• _YOUR INSTRUCTIONS_
Reproduce this listing in full.

+++++

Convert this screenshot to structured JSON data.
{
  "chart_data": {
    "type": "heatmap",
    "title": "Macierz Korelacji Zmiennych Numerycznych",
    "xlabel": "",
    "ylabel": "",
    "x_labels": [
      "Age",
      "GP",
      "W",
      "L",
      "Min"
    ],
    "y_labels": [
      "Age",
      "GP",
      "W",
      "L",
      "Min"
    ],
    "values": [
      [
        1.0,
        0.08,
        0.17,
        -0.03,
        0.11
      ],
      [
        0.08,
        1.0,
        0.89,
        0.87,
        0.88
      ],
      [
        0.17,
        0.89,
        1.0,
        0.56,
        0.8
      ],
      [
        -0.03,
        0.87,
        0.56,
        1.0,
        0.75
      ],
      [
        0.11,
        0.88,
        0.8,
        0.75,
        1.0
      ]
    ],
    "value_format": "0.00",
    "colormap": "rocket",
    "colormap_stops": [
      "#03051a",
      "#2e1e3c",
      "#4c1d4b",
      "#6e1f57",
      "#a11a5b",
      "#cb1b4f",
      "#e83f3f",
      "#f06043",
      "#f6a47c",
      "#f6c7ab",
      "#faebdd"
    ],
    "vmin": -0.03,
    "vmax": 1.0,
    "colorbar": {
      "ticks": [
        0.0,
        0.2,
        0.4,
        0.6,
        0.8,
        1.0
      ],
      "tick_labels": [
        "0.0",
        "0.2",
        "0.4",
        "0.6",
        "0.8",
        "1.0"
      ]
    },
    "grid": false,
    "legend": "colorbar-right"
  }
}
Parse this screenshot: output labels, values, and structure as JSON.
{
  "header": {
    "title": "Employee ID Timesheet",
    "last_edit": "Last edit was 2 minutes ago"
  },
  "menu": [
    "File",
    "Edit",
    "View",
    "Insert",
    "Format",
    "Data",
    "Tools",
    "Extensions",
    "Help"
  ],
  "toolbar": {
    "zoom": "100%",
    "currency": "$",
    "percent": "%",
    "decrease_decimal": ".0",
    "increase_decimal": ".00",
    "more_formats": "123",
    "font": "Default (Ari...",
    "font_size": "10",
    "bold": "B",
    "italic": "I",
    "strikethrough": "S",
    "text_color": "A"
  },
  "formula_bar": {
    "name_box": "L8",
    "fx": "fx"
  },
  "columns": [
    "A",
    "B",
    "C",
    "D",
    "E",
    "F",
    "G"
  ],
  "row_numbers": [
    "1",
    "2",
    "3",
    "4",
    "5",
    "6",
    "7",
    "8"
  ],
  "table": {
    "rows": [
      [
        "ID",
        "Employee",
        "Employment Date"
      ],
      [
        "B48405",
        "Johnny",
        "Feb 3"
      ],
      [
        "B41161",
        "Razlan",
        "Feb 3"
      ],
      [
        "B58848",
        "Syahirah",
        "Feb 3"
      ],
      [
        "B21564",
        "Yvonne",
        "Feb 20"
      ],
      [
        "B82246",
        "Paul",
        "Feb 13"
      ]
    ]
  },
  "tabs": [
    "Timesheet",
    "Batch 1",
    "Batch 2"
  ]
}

+++++

• _SOLUTION TO THE EXERCISE_
Convert this screenshot to structured JSON data.
{
  "chart_data": {
    "type": "heatmap",
    "title": "Macierz Korelacji Zmiennych Numerycznych",
    "xlabel": "",
    "ylabel": "",
    "x_labels": [
      "Age",
      "GP",
      "W",
      "L",
      "Min"
    ],
    "y_labels": [
      "Age",
      "GP",
      "W",
      "L",
      "Min"
    ],
    "values": [
      [
        1.0,
        0.08,
        0.17,
        -0.03,
        0.11
      ],
      [
        0.08,
        1.0,
        0.89,
        0.87,
        0.88
      ],
      [
        0.17,
        0.89,
        1.0,
        0.56,
        0.8
      ],
      [
        -0.03,
        0.87,
        0.56,
        1.0,
        0.75
      ],
      [
        0.11,
        0.88,
        0.8,
        0.75,
        1.0
      ]
    ],
    "value_format": "0.00",
    "colormap": "rocket",
    "colormap_stops": [
      "#03051a",
      "#2e1e3c",
      "#4c1d4b",
      "#6e1f57",
      "#a11a5b",
      "#cb1b4f",
      "#e83f3f",
      "#f06043",
      "#f6a47c",
      "#f6c7ab",
      "#faebdd"
    ],
    "vmin": -0.03,
    "vmax": 1.0,
    "colorbar": {
      "ticks": [
        0.0,
        0.2,
        0.4,
        0.6,
        0.8,
        1.0
      ],
      "tick_labels": [
        "0.0",
        "0.2",
        "0.4",
        "0.6",
        "0.8",
        "1.0"
      ]
    },
    "grid": false,
    "legend": "colorbar-right"
  }
}
Parse this screenshot: output labels, values, and structure as JSON.
{
  "header": {
    "title": "Employee ID Timesheet",
    "last_edit": "Last edit was 2 minutes ago"
  },
  "menu": [
    "File",
    "Edit",
    "View",
    "Insert",
    "Format",
    "Data",
    "Tools",
    "Extensions",
    "Help"
  ],
  "toolbar": {
    "zoom": "100%",
    "currency": "$",
    "percent": "%",
    "decrease_decimal": ".0",
    "increase_decimal": ".00",
    "more_formats": "123",
    "font": "Default (Ari...",
    "font_size": "10",
    "bold": "B",
    "italic": "I",
    "strikethrough": "S",
    "text_color": "A"
  },
  "formula_bar": {
    "name_box": "L8",
    "fx": "fx"
  },
  "columns": [
    "A",
    "B",
    "C",
    "D",
    "E",
    "F",
    "G"
  ],
  "row_numbers": [
    "1",
    "2",
    "3",
    "4",
    "5",
    "6",
    "7",
    "8"
  ],
  "table": {
    "rows": [
      [
        "ID",
        "Employee",
        "Employment Date"
      ],
      [
        "B48405",
        "Johnny",
        "Feb 3"
      ],
      [
        "B41161",
        "Razlan",
        "Feb 3"
      ],
      [
        "B58848",
        "Syahirah",
        "Feb 3"
      ],
      [
        "B21564",
        "Yvonne",
        "Feb 20"
      ],
      [
        "B82246",
        "Paul",
        "Feb 13"
      ]
    ]
  },
  "tabs": [
    "Timesheet",
    "Batch 1",
    "Batch 2"
  ]
}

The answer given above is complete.